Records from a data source
++++++++
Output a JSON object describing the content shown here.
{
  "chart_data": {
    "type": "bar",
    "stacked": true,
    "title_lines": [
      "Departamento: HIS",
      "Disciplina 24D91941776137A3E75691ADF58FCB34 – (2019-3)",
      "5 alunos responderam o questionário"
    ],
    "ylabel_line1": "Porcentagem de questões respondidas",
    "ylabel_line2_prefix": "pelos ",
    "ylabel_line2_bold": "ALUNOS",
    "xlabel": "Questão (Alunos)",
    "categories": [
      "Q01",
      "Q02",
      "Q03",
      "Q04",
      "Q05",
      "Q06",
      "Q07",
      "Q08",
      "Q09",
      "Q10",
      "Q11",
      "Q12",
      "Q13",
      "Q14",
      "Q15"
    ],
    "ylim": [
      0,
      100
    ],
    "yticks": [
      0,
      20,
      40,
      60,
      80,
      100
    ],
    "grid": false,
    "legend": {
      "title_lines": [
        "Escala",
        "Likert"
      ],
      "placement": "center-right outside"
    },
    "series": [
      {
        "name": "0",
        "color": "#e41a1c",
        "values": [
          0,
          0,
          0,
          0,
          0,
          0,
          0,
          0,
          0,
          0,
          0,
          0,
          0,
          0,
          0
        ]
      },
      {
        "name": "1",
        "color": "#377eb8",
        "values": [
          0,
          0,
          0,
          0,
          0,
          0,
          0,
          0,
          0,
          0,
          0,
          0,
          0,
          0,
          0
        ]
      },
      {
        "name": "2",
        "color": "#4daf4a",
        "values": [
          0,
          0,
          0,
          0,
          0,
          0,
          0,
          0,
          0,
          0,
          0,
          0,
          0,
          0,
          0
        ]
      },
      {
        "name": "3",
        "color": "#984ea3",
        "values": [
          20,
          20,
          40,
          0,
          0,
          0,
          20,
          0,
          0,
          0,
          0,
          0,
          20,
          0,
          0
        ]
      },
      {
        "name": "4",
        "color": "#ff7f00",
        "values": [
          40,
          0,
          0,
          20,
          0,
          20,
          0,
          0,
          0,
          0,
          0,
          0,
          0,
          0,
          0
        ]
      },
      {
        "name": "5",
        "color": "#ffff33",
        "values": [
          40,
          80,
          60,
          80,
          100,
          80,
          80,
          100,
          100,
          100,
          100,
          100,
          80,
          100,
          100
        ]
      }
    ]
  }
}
++++++++
**Aim**
Reproduce the entries above in full by retyping them exactly.

**Exercise output**
Output a JSON object describing the content shown here.
{
  "chart_data": {
    "type": "bar",
    "stacked": true,
    "title_lines": [
      "Departamento: HIS",
      "Disciplina 24D91941776137A3E75691ADF58FCB34 – (2019-3)",
      "5 alunos responderam o questionário"
    ],
    "ylabel_line1": "Porcentagem de questões respondidas",
    "ylabel_line2_prefix": "pelos ",
    "ylabel_line2_bold": "ALUNOS",
    "xlabel": "Questão (Alunos)",
    "categories": [
      "Q01",
      "Q02",
      "Q03",
      "Q04",
      "Q05",
      "Q06",
      "Q07",
      "Q08",
      "Q09",
      "Q10",
      "Q11",
      "Q12",
      "Q13",
      "Q14",
      "Q15"
    ],
    "ylim": [
      0,
      100
    ],
    "yticks": [
      0,
      20,
      40,
      60,
      80,
      100
    ],
    "grid": false,
    "legend": {
      "title_lines": [
        "Escala",
        "Likert"
      ],
      "placement": "center-right outside"
    },
    "series": [
      {
        "name": "0",
        "color": "#e41a1c",
        "values": [
          0,
          0,
          0,
          0,
          0,
          0,
          0,
          0,
          0,
          0,
          0,
          0,
          0,
          0,
          0
        ]
      },
      {
        "name": "1",
        "color": "#377eb8",
        "values": [
          0,
          0,
          0,
          0,
          0,
          0,
          0,
          0,
          0,
          0,
          0,
          0,
          0,
          0,
          0
        ]
      },
      {
        "name": "2",
        "color": "#4daf4a",
        "values": [
          0,
          0,
          0,
          0,
          0,
          0,
          0,
          0,
          0,
          0,
          0,
          0,
          0,
          0,
          0
        ]
      },
      {
        "name": "3",
        "color": "#984ea3",
        "values": [
          20,
          20,
          40,
          0,
          0,
          0,
          20,
          0,
          0,
          0,
          0,
          0,
          20,
          0,
          0
        ]
      },
      {
        "name": "4",
        "color": "#ff7f00",
        "values": [
          40,
          0,
          0,
          20,
          0,
          20,
          0,
          0,
          0,
          0,
          0,
          0,
          0,
          0,
          0
        ]
      },
      {
        "name": "5",
        "color": "#ffff33",
        "values": [
          40,
          80,
          60,
          80,
          100,
          80,
          80,
          100,
          100,
          100,
          100,
          100,
          80,
          100,
          100
        ]
      }
    ]
  }
}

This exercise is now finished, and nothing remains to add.